Every entry must reappear in your answer exactly as written, though its pictures must not.
################
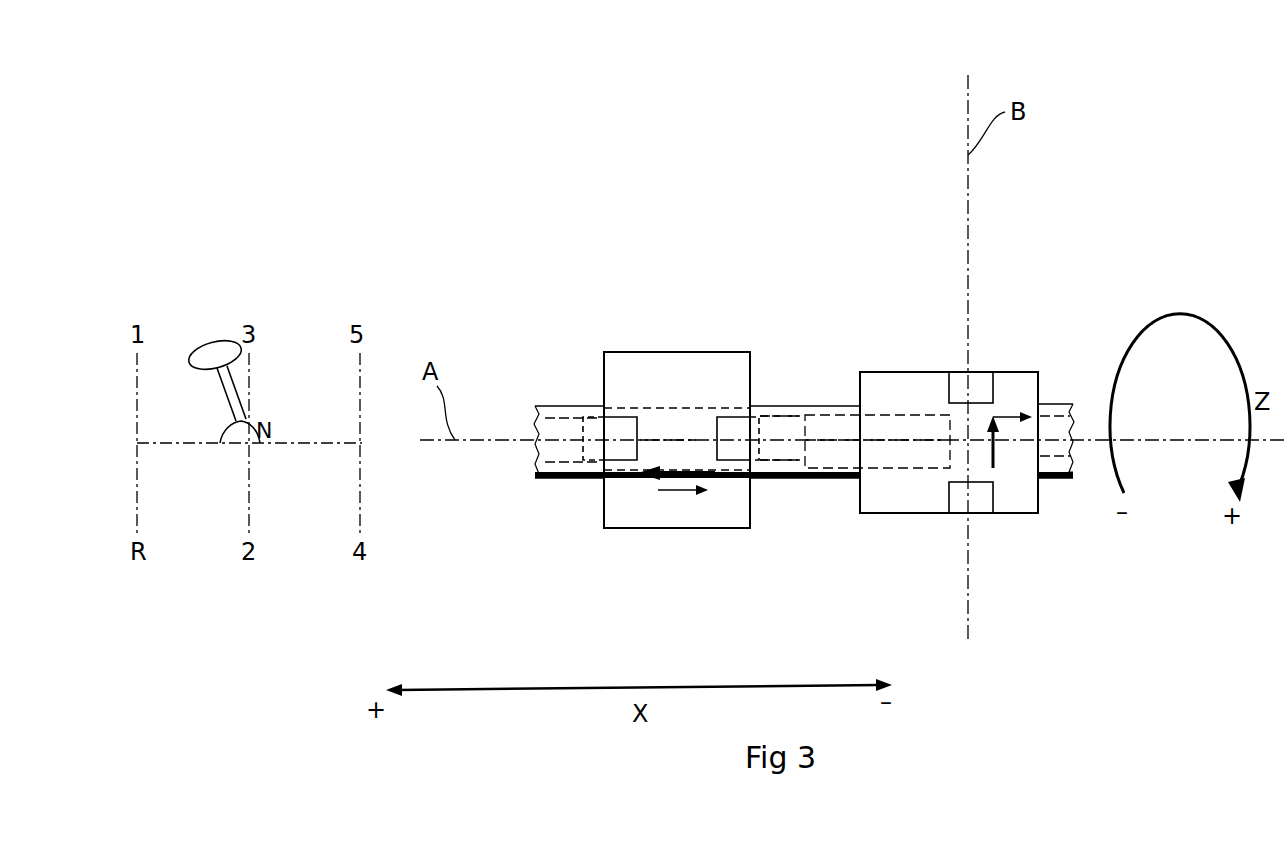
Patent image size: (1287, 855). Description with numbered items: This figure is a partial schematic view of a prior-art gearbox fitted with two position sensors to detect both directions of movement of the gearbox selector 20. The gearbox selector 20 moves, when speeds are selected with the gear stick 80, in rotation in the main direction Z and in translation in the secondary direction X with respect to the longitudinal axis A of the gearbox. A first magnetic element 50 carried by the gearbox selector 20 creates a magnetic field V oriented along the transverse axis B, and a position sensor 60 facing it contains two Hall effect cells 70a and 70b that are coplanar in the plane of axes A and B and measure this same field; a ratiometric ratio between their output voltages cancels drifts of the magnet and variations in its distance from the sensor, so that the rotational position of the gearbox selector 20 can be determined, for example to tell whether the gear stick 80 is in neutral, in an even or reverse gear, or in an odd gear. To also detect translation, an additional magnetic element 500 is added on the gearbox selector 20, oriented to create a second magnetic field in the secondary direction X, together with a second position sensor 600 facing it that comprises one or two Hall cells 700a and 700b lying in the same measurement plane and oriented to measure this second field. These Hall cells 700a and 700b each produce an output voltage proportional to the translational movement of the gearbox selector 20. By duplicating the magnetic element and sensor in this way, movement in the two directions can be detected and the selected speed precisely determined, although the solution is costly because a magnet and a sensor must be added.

The gearbox selector 20 is at (1062, 410).
The magnetic element 50 is at (832, 462).
The position sensor 60 is at (898, 372).
The Hall effect cell 70a is at (958, 385).
The Hall effect cell 70b is at (985, 505).
The gear stick 80 is at (222, 350).
The additional magnetic element 500 is at (693, 438).
The position sensor 600 is at (640, 362).
The Hall cell 700a is at (612, 430).
The Hall cell 700b is at (722, 418).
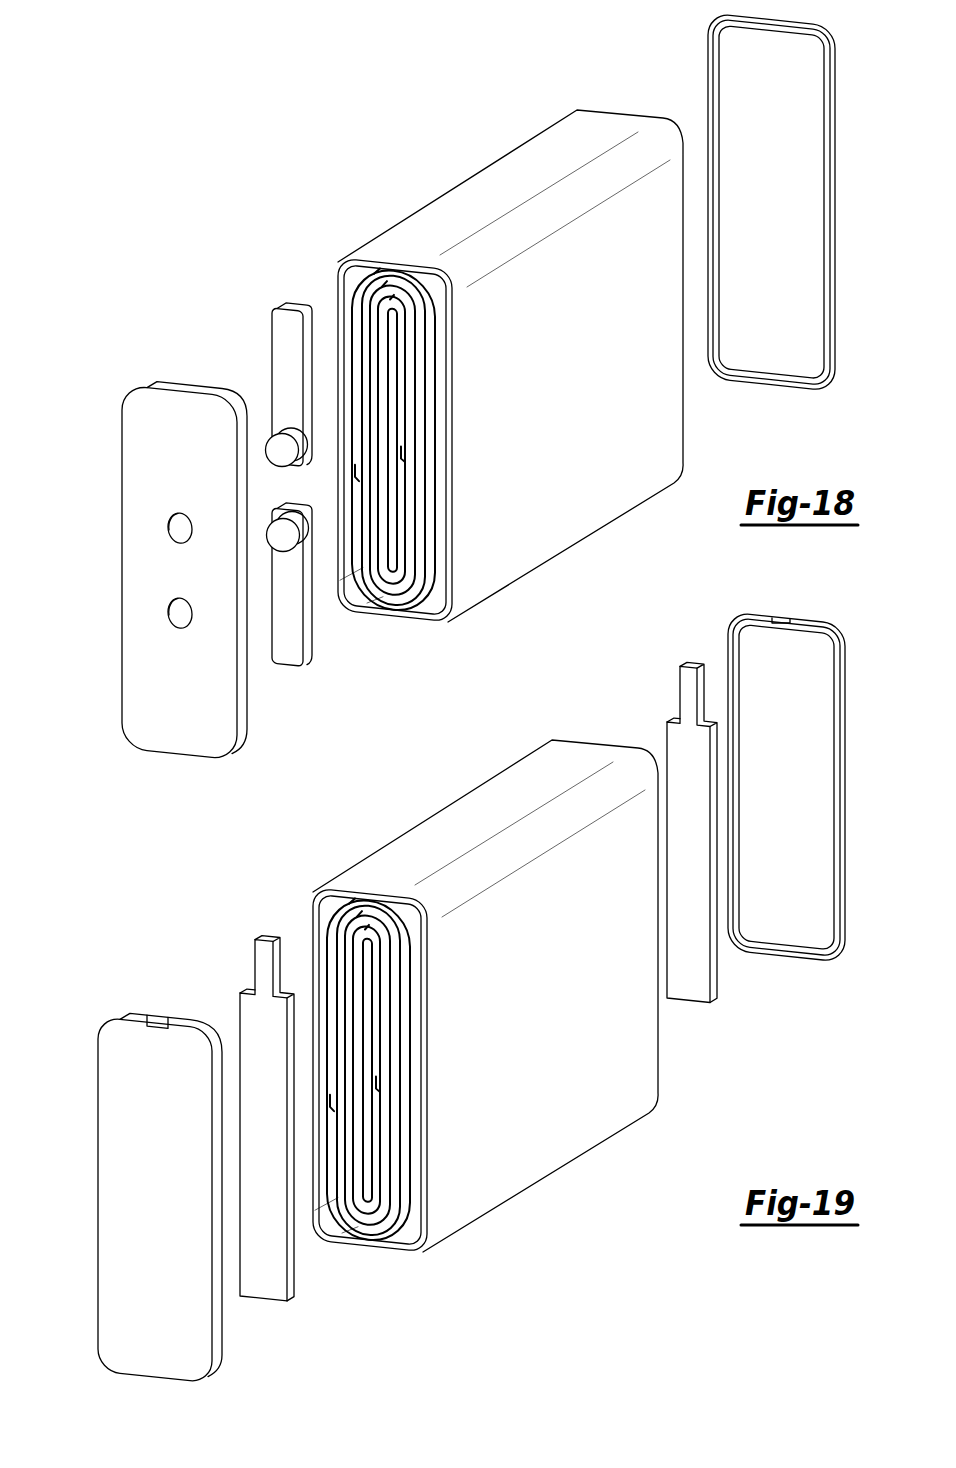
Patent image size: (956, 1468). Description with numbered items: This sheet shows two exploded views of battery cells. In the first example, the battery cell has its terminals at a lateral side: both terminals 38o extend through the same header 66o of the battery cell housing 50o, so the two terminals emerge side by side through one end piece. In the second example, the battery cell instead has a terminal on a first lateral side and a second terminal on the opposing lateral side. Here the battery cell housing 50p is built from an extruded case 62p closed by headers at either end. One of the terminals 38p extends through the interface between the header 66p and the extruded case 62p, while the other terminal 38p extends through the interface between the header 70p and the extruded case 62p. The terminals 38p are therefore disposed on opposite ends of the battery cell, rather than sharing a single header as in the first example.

In FIG. 18, the battery cell housing 50o is at (868, 134).
In FIG. 18, the terminals 38o is at (290, 344).
In FIG. 18, the header 66o is at (150, 690).
In FIG. 19, the extruded case 62p is at (573, 1120).
In FIG. 19, the battery cell housing 50p is at (870, 725).
In FIG. 19, the header 70p is at (795, 930).
In FIG. 19, the terminals 38p is at (265, 957).
In FIG. 19, the header 66p is at (127, 1330).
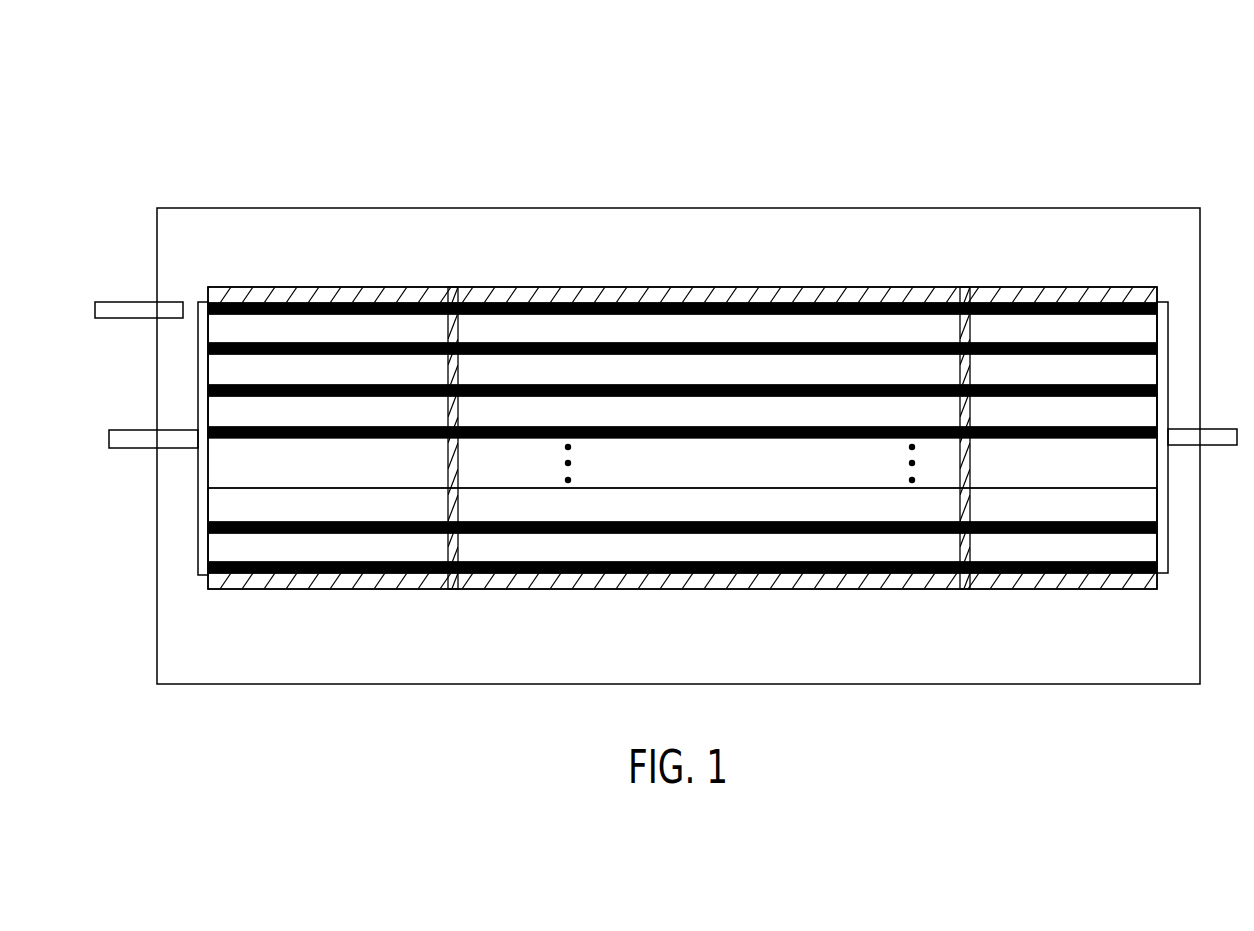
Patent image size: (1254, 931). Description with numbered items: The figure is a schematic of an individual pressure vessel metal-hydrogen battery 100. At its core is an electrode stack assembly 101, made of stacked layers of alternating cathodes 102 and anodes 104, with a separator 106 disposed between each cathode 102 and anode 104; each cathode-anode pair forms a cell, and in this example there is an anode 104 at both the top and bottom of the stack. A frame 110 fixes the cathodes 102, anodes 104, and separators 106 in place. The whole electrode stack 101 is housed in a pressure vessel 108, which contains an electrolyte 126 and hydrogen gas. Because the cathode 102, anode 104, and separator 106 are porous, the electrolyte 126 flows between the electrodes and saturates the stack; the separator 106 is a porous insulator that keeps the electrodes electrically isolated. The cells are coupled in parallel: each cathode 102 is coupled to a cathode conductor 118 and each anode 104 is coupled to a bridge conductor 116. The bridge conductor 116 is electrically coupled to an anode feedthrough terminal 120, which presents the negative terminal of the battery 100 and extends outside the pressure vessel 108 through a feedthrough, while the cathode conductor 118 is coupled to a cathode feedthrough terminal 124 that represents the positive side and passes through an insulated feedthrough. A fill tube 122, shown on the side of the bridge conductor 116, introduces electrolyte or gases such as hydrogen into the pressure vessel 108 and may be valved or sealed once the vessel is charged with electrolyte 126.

The metal-hydrogen battery 100 is at (462, 110).
The electrode stack assembly 101 is at (722, 477).
The cathode 102 is at (745, 370).
The anode 104 is at (623, 410).
The separator 106 is at (1015, 343).
The pressure vessel 108 is at (918, 208).
The frame 110 is at (772, 295).
The bridge conductor 116 is at (198, 545).
The cathode conductor 118 is at (1162, 573).
The anode feedthrough terminal 120 is at (130, 448).
The fill tube 122 is at (120, 302).
The cathode feedthrough terminal 124 is at (1215, 446).
The electrolyte 126 is at (805, 649).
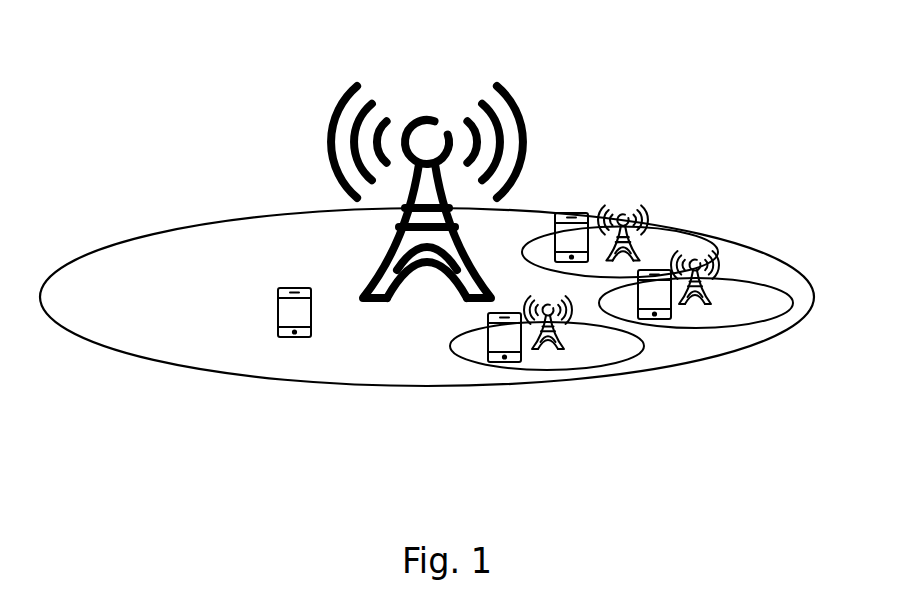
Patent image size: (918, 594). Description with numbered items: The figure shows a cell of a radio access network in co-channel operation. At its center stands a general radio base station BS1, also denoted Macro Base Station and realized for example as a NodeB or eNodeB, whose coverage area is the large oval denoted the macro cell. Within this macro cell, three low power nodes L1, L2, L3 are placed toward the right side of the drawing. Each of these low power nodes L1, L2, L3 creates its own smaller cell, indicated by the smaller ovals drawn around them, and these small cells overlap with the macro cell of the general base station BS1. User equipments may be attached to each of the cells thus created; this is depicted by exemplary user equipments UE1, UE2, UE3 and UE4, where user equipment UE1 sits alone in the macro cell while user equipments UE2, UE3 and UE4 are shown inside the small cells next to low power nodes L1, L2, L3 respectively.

The general radio base station BS1 is at (371, 88).
The user equipment UE1 is at (295, 347).
The user equipment UE2 is at (480, 348).
The user equipment UE3 is at (655, 330).
The user equipment UE4 is at (568, 198).
The low power node L1 is at (552, 355).
The low power node L2 is at (695, 305).
The low power node L3 is at (620, 192).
################
> _Exercise response_:
Patent image size: (1287, 855). Description with numbered items: This figure is a partial schematic view of a prior-art gearbox fitted with two position sensors to detect both directions of movement of the gearbox selector 20. The gearbox selector 20 moves, when speeds are selected with the gear stick 80, in rotation in the main direction Z and in translation in the secondary direction X with respect to the longitudinal axis A of the gearbox. A first magnetic element 50 carried by the gearbox selector 20 creates a magnetic field V oriented along the transverse axis B, and a position sensor 60 facing it contains two Hall effect cells 70a and 70b that are coplanar in the plane of axes A and B and measure this same field; a ratiometric ratio between their output voltages cancels drifts of the magnet and variations in its distance from the sensor, so that the rotational position of the gearbox selector 20 can be determined, for example to tell whether the gear stick 80 is in neutral, in an even or reverse gear, or in an odd gear. To also detect translation, an additional magnetic element 500 is added on the gearbox selector 20, oriented to create a second magnetic field in the secondary direction X, together with a second position sensor 600 facing it that comprises one or two Hall cells 700a and 700b lying in the same measurement plane and oriented to measure this second field. These Hall cells 700a and 700b each produce an output voltage proportional to the translational movement of the gearbox selector 20. By duplicating the magnetic element and sensor in this way, movement in the two directions can be detected and the selected speed precisely determined, although the solution is costly because a magnet and a sensor must be added.

The gearbox selector 20 is at (1062, 410).
The magnetic element 50 is at (832, 462).
The position sensor 60 is at (898, 372).
The Hall effect cell 70a is at (958, 385).
The Hall effect cell 70b is at (985, 505).
The gear stick 80 is at (222, 350).
The additional magnetic element 500 is at (693, 438).
The position sensor 600 is at (640, 362).
The Hall cell 700a is at (612, 430).
The Hall cell 700b is at (722, 418).
Patent image size: (956, 1468). Description with numbered items: This sheet shows two exploded views of battery cells. In the first example, the battery cell has its terminals at a lateral side: both terminals 38o extend through the same header 66o of the battery cell housing 50o, so the two terminals emerge side by side through one end piece. In the second example, the battery cell instead has a terminal on a first lateral side and a second terminal on the opposing lateral side. Here the battery cell housing 50p is built from an extruded case 62p closed by headers at either end. One of the terminals 38p extends through the interface between the header 66p and the extruded case 62p, while the other terminal 38p extends through the interface between the header 70p and the extruded case 62p. The terminals 38p are therefore disposed on opposite ends of the battery cell, rather than sharing a single header as in the first example.

In FIG. 18, the battery cell housing 50o is at (868, 134).
In FIG. 18, the terminals 38o is at (290, 344).
In FIG. 18, the header 66o is at (150, 690).
In FIG. 19, the extruded case 62p is at (573, 1120).
In FIG. 19, the battery cell housing 50p is at (870, 725).
In FIG. 19, the header 70p is at (795, 930).
In FIG. 19, the terminals 38p is at (265, 957).
In FIG. 19, the header 66p is at (127, 1330).
Patent image size: (1254, 931). Description with numbered items: The figure is a schematic of an individual pressure vessel metal-hydrogen battery 100. At its core is an electrode stack assembly 101, made of stacked layers of alternating cathodes 102 and anodes 104, with a separator 106 disposed between each cathode 102 and anode 104; each cathode-anode pair forms a cell, and in this example there is an anode 104 at both the top and bottom of the stack. A frame 110 fixes the cathodes 102, anodes 104, and separators 106 in place. The whole electrode stack 101 is housed in a pressure vessel 108, which contains an electrolyte 126 and hydrogen gas. Because the cathode 102, anode 104, and separator 106 are porous, the electrolyte 126 flows between the electrodes and saturates the stack; the separator 106 is a porous insulator that keeps the electrodes electrically isolated. The cells are coupled in parallel: each cathode 102 is coupled to a cathode conductor 118 and each anode 104 is coupled to a bridge conductor 116. The bridge conductor 116 is electrically coupled to an anode feedthrough terminal 120, which presents the negative terminal of the battery 100 and extends outside the pressure vessel 108 through a feedthrough, while the cathode conductor 118 is coupled to a cathode feedthrough terminal 124 that represents the positive side and passes through an insulated feedthrough. A fill tube 122, shown on the side of the bridge conductor 116, introduces electrolyte or gases such as hydrogen into the pressure vessel 108 and may be valved or sealed once the vessel is charged with electrolyte 126.

The metal-hydrogen battery 100 is at (462, 110).
The electrode stack assembly 101 is at (722, 477).
The cathode 102 is at (745, 370).
The anode 104 is at (623, 410).
The separator 106 is at (1015, 343).
The pressure vessel 108 is at (918, 208).
The frame 110 is at (772, 295).
The bridge conductor 116 is at (198, 545).
The cathode conductor 118 is at (1162, 573).
The anode feedthrough terminal 120 is at (130, 448).
The fill tube 122 is at (120, 302).
The cathode feedthrough terminal 124 is at (1215, 446).
The electrolyte 126 is at (805, 649).
Patent image size: (918, 594). Description with numbered items: The figure shows a cell of a radio access network in co-channel operation. At its center stands a general radio base station BS1, also denoted Macro Base Station and realized for example as a NodeB or eNodeB, whose coverage area is the large oval denoted the macro cell. Within this macro cell, three low power nodes L1, L2, L3 are placed toward the right side of the drawing. Each of these low power nodes L1, L2, L3 creates its own smaller cell, indicated by the smaller ovals drawn around them, and these small cells overlap with the macro cell of the general base station BS1. User equipments may be attached to each of the cells thus created; this is depicted by exemplary user equipments UE1, UE2, UE3 and UE4, where user equipment UE1 sits alone in the macro cell while user equipments UE2, UE3 and UE4 are shown inside the small cells next to low power nodes L1, L2, L3 respectively.

The general radio base station BS1 is at (371, 88).
The user equipment UE1 is at (295, 347).
The user equipment UE2 is at (480, 348).
The user equipment UE3 is at (655, 330).
The user equipment UE4 is at (568, 198).
The low power node L1 is at (552, 355).
The low power node L2 is at (695, 305).
The low power node L3 is at (620, 192).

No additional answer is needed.